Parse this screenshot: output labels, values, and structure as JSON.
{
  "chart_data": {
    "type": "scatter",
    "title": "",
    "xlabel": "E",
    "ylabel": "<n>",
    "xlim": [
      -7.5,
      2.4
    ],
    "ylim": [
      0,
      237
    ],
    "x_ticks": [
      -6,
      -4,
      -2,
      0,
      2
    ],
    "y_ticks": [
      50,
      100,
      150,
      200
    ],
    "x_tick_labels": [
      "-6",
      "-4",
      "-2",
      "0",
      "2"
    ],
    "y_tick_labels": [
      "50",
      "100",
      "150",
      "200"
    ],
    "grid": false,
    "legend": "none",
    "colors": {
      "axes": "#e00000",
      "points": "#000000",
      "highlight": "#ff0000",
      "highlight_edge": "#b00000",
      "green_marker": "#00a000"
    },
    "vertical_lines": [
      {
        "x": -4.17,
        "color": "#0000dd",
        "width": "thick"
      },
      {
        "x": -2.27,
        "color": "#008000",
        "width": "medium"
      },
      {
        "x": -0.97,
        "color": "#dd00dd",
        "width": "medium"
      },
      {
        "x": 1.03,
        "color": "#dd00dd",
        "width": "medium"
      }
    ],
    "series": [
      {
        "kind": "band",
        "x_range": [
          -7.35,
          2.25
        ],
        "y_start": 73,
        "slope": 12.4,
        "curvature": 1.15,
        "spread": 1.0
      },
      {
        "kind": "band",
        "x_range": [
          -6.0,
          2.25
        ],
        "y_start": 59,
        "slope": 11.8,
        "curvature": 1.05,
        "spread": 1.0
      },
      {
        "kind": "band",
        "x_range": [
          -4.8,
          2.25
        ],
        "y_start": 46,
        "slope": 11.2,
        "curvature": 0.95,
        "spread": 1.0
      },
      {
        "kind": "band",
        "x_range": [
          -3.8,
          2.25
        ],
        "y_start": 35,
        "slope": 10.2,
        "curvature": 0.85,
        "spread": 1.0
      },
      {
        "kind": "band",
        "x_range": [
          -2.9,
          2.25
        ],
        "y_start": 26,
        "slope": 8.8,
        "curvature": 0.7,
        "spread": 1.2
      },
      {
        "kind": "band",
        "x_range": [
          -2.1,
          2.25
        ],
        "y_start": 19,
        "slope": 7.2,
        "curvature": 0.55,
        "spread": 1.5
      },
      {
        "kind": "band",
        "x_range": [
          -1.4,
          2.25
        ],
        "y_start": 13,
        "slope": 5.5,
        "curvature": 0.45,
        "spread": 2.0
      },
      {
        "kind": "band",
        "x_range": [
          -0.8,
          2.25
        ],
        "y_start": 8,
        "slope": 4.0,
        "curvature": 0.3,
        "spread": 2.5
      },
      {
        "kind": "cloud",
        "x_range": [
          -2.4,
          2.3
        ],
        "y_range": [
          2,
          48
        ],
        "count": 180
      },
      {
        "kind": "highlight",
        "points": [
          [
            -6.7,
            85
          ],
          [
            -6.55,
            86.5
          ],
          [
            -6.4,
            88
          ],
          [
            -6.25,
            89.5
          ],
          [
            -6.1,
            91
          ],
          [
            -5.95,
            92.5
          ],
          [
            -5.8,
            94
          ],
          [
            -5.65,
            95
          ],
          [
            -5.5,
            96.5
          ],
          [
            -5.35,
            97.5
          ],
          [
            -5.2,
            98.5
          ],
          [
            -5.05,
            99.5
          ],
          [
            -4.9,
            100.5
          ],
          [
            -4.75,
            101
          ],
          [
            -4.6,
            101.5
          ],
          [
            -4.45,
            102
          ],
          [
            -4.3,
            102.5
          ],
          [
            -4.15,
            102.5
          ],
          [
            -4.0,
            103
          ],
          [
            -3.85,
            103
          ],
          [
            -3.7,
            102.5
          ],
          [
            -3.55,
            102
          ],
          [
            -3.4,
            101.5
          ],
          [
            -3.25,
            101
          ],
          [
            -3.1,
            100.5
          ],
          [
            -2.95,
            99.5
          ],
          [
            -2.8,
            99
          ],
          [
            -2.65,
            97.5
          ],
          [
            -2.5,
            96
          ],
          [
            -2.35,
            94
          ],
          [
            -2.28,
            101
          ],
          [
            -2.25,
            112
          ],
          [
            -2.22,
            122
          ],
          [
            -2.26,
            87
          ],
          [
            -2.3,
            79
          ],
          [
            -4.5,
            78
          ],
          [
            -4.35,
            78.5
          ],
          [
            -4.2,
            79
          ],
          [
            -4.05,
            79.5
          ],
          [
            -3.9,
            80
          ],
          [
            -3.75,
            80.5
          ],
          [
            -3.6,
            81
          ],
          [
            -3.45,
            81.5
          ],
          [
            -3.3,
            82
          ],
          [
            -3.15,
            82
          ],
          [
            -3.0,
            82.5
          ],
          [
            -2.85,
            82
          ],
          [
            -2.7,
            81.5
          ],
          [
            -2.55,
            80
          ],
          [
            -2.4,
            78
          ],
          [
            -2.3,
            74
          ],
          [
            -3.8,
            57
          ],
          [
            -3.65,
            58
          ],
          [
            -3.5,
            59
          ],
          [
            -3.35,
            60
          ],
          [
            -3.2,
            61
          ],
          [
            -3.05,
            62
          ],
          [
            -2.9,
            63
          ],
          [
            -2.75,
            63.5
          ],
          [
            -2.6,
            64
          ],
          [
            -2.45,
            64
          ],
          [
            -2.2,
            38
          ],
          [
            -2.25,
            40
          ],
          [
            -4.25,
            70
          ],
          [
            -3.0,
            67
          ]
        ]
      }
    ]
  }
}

--

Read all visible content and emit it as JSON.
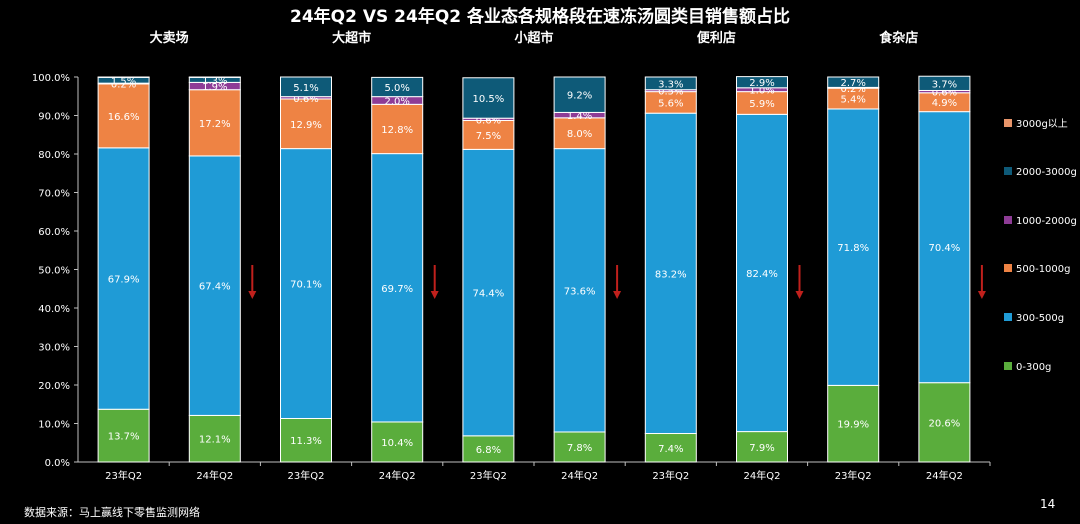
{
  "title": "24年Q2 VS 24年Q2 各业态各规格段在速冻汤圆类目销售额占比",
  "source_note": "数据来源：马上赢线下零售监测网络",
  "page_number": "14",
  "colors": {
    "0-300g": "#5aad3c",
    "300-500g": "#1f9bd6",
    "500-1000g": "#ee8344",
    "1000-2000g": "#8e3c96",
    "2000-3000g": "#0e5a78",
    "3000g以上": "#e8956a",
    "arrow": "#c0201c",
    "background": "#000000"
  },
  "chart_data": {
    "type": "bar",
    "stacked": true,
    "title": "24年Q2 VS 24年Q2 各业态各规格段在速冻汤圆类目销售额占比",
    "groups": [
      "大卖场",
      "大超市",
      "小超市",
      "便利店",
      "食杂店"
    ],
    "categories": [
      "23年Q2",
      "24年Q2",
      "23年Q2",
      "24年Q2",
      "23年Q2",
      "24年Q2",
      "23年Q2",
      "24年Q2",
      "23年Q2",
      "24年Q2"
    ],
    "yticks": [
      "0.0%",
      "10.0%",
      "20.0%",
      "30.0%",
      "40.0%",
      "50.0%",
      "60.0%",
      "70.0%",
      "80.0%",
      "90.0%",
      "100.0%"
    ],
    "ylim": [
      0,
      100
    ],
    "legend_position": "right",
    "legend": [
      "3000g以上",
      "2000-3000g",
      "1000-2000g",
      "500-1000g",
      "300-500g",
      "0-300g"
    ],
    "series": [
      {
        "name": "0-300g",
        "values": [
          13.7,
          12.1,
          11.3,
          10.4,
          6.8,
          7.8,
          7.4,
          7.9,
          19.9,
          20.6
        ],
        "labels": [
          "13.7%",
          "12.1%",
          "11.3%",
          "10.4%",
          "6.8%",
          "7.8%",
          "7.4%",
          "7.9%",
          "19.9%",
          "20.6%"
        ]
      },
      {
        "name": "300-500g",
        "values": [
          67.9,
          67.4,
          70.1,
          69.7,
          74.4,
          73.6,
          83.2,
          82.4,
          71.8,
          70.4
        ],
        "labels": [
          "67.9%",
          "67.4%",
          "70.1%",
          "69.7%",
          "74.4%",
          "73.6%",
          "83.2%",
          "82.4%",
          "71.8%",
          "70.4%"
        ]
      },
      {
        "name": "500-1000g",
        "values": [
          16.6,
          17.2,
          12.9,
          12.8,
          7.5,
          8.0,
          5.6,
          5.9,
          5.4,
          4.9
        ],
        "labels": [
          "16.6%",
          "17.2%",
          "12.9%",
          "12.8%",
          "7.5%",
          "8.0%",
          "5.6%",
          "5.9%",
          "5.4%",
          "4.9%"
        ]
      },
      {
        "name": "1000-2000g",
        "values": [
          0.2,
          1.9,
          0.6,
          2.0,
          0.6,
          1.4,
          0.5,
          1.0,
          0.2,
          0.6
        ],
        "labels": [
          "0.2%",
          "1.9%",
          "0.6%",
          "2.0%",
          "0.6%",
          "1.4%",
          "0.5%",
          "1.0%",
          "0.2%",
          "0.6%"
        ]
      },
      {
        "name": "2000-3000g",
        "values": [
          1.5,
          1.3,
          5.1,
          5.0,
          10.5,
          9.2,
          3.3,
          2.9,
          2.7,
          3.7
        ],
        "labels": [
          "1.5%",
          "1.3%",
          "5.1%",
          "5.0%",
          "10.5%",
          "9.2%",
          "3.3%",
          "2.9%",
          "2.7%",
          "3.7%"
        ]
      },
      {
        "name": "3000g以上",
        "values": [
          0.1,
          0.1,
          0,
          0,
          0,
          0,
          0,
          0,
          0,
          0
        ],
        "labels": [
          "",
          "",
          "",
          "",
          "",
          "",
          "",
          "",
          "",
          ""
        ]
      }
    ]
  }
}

--

### Stated goal:
Write only the number of lines in the data above that include "title".

### Exercise result:
3